Count how many lines of the material below have the word "over" and give only the number.

%%

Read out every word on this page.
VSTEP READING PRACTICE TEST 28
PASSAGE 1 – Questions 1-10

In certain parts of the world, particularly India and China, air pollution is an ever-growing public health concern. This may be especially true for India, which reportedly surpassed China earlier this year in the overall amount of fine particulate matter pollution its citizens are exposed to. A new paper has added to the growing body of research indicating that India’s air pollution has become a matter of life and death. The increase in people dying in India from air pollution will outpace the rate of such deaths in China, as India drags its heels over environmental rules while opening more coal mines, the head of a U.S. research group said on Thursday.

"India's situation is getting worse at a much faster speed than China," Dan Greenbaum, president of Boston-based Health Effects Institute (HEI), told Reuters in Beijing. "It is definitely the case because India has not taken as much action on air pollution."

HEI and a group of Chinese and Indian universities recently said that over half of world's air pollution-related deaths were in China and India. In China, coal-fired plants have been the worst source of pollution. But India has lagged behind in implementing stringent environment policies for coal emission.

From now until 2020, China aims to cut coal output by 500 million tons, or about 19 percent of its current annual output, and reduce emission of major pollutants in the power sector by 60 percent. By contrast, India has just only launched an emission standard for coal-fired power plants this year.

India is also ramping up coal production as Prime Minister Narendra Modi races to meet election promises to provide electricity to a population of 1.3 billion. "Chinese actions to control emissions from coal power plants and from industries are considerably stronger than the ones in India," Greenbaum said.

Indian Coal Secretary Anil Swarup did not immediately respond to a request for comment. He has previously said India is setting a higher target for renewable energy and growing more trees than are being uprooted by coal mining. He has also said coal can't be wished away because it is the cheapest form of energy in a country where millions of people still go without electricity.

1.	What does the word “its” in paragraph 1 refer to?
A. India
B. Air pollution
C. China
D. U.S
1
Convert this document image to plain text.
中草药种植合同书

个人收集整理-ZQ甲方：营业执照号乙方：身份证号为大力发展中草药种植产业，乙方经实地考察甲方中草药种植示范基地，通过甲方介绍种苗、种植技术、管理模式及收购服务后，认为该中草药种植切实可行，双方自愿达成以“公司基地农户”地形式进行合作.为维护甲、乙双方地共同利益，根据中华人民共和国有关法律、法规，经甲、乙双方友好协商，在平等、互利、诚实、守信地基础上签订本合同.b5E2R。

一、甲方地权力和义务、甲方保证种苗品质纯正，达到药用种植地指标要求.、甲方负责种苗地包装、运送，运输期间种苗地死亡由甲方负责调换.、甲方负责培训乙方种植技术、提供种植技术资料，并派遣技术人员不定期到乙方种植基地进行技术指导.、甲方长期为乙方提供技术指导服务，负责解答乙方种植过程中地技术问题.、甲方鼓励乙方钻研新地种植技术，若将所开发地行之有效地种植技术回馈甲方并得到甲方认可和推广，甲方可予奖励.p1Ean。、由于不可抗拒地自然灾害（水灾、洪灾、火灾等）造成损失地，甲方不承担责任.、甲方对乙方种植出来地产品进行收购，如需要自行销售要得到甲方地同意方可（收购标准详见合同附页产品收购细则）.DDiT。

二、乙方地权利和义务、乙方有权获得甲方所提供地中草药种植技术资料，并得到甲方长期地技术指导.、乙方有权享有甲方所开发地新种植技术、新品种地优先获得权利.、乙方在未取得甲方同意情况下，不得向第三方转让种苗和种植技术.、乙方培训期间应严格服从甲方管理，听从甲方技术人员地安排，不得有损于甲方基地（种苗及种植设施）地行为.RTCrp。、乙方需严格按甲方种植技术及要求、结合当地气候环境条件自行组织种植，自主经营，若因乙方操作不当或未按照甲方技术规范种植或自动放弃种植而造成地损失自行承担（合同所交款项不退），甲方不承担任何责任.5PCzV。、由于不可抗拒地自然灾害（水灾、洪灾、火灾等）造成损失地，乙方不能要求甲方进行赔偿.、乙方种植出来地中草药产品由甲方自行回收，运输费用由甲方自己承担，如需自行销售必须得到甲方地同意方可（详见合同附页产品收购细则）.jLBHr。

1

%%

**Written response:** 2